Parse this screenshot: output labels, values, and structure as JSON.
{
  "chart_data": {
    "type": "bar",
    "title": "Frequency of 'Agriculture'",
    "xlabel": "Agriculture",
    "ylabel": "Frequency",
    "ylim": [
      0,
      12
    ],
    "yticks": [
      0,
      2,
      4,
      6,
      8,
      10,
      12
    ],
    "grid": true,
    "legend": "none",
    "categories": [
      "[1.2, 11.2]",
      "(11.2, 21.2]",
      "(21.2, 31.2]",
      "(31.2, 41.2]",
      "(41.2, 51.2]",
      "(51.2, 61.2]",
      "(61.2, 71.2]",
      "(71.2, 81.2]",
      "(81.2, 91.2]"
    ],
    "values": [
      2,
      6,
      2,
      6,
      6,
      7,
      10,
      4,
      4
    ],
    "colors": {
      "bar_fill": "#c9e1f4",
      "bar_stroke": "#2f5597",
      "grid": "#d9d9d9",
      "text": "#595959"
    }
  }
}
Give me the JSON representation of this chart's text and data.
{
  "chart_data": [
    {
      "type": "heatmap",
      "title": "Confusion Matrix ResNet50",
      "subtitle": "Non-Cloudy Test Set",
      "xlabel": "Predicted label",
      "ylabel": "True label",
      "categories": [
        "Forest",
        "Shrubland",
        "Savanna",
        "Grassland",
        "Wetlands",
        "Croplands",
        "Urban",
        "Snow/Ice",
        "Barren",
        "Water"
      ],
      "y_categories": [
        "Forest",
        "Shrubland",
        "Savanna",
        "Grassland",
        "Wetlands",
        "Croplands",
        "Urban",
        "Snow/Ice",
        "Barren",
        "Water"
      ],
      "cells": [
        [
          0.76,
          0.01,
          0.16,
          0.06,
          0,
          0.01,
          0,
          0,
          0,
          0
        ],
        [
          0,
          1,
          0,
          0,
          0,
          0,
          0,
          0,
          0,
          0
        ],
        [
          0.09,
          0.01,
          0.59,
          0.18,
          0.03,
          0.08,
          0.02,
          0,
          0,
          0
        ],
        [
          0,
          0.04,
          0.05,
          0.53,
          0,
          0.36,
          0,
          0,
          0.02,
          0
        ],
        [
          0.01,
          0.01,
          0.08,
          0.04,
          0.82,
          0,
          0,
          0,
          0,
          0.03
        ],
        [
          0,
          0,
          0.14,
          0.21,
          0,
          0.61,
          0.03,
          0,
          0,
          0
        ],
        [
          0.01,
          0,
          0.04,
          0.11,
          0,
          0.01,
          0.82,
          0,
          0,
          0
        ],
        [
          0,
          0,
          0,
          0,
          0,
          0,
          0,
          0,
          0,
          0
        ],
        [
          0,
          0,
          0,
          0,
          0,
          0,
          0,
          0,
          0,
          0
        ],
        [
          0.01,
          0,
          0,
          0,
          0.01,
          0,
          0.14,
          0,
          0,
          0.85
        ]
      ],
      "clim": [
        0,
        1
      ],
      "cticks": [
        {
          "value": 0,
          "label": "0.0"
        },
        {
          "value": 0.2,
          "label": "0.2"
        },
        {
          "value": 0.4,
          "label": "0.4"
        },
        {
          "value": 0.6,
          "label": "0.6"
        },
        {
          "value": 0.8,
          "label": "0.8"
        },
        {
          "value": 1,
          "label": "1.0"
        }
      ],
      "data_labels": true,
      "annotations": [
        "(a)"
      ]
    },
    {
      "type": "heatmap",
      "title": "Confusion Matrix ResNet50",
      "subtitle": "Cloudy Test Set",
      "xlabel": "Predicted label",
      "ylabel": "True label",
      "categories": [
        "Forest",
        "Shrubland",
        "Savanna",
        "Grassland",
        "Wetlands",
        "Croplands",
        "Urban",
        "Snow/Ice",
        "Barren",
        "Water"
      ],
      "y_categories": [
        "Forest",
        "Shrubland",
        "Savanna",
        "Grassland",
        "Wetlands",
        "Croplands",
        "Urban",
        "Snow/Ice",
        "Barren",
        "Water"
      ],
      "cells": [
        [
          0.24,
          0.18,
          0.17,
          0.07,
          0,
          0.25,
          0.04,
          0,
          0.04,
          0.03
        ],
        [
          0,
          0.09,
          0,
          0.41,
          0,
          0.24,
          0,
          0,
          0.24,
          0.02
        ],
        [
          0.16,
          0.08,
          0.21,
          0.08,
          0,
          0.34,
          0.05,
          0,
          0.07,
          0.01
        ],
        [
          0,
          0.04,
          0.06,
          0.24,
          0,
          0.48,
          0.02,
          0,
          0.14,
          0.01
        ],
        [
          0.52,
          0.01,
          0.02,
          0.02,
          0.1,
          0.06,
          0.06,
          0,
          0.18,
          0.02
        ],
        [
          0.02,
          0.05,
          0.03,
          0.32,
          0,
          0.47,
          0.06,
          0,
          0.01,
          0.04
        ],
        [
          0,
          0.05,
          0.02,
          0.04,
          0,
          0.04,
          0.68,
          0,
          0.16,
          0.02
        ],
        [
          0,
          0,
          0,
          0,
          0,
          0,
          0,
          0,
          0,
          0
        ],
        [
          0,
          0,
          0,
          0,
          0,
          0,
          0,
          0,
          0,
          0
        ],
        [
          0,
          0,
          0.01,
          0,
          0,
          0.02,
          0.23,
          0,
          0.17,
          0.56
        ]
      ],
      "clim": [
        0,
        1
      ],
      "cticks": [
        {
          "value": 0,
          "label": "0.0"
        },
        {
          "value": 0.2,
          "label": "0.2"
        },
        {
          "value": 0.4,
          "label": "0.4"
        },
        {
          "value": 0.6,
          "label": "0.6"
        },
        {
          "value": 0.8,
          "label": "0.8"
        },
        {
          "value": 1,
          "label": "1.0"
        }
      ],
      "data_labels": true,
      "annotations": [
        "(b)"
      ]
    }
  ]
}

# # # # #

OBJECTIVE:
From the listing above, pick out every line containing "values".

TASK RESPONSE:
Parse this screenshot: output labels, values, and structure as JSON.
    "values": [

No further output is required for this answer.